THE TASK: Exactly as they appear, output all of the records. Skip any images.

§ §

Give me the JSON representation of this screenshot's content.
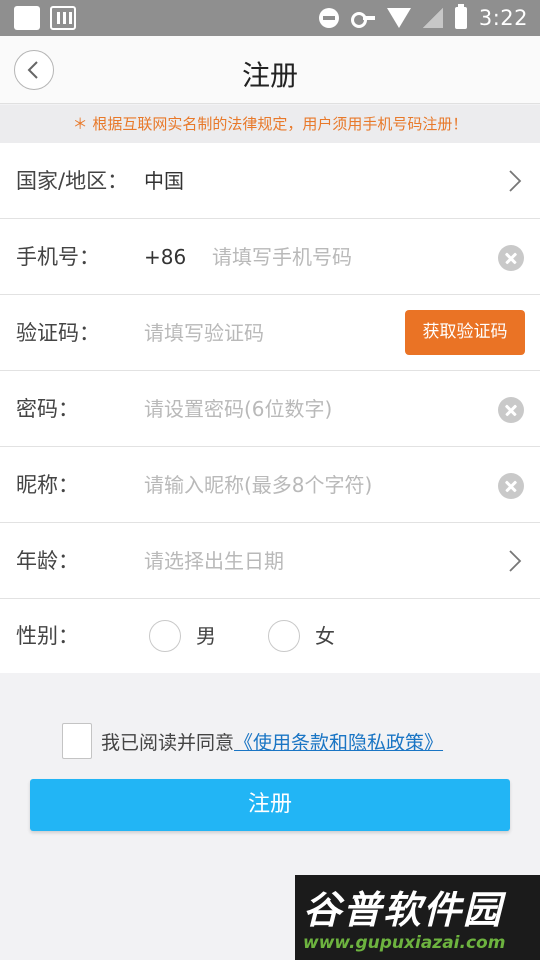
{
  "status_bar": {
    "time": "3:22",
    "icons": [
      "notification-square-icon",
      "app-notification-icon",
      "do-not-disturb-icon",
      "vpn-key-icon",
      "wifi-icon",
      "no-signal-icon",
      "battery-charging-icon"
    ]
  },
  "nav": {
    "title": "注册",
    "back_icon": "chevron-left-icon"
  },
  "notice": "＊ 根据互联网实名制的法律规定，用户须用手机号码注册！",
  "form": {
    "region": {
      "label": "国家/地区：",
      "value": "中国"
    },
    "phone": {
      "label": "手机号：",
      "prefix": "+86",
      "placeholder": "请填写手机号码"
    },
    "code": {
      "label": "验证码：",
      "placeholder": "请填写验证码",
      "button": "获取验证码"
    },
    "password": {
      "label": "密码：",
      "placeholder": "请设置密码(6位数字)"
    },
    "nickname": {
      "label": "昵称：",
      "placeholder": "请输入昵称(最多8个字符)"
    },
    "age": {
      "label": "年龄：",
      "placeholder": "请选择出生日期"
    },
    "gender": {
      "label": "性别：",
      "options": [
        "男",
        "女"
      ],
      "selected": ""
    }
  },
  "agreement": {
    "checked": false,
    "text": "我已阅读并同意",
    "link": "《使用条款和隐私政策》"
  },
  "register_button": "注册",
  "watermark": {
    "title": "谷普软件园",
    "url": "www.gupuxiazai.com"
  },
  "colors": {
    "accent_blue": "#22b5f5",
    "accent_orange": "#ea7325",
    "notice_text": "#e8792a",
    "link": "#1a75c4"
  }
}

§ §

WORKED SOLUTION:
Give me the JSON representation of this screenshot's content.
{
  "status_bar": {
    "time": "3:22",
    "icons": [
      "notification-square-icon",
      "app-notification-icon",
      "do-not-disturb-icon",
      "vpn-key-icon",
      "wifi-icon",
      "no-signal-icon",
      "battery-charging-icon"
    ]
  },
  "nav": {
    "title": "注册",
    "back_icon": "chevron-left-icon"
  },
  "notice": "＊ 根据互联网实名制的法律规定，用户须用手机号码注册！",
  "form": {
    "region": {
      "label": "国家/地区：",
      "value": "中国"
    },
    "phone": {
      "label": "手机号：",
      "prefix": "+86",
      "placeholder": "请填写手机号码"
    },
    "code": {
      "label": "验证码：",
      "placeholder": "请填写验证码",
      "button": "获取验证码"
    },
    "password": {
      "label": "密码：",
      "placeholder": "请设置密码(6位数字)"
    },
    "nickname": {
      "label": "昵称：",
      "placeholder": "请输入昵称(最多8个字符)"
    },
    "age": {
      "label": "年龄：",
      "placeholder": "请选择出生日期"
    },
    "gender": {
      "label": "性别：",
      "options": [
        "男",
        "女"
      ],
      "selected": ""
    }
  },
  "agreement": {
    "checked": false,
    "text": "我已阅读并同意",
    "link": "《使用条款和隐私政策》"
  },
  "register_button": "注册",
  "watermark": {
    "title": "谷普软件园",
    "url": "www.gupuxiazai.com"
  },
  "colors": {
    "accent_blue": "#22b5f5",
    "accent_orange": "#ea7325",
    "notice_text": "#e8792a",
    "link": "#1a75c4"
  }
}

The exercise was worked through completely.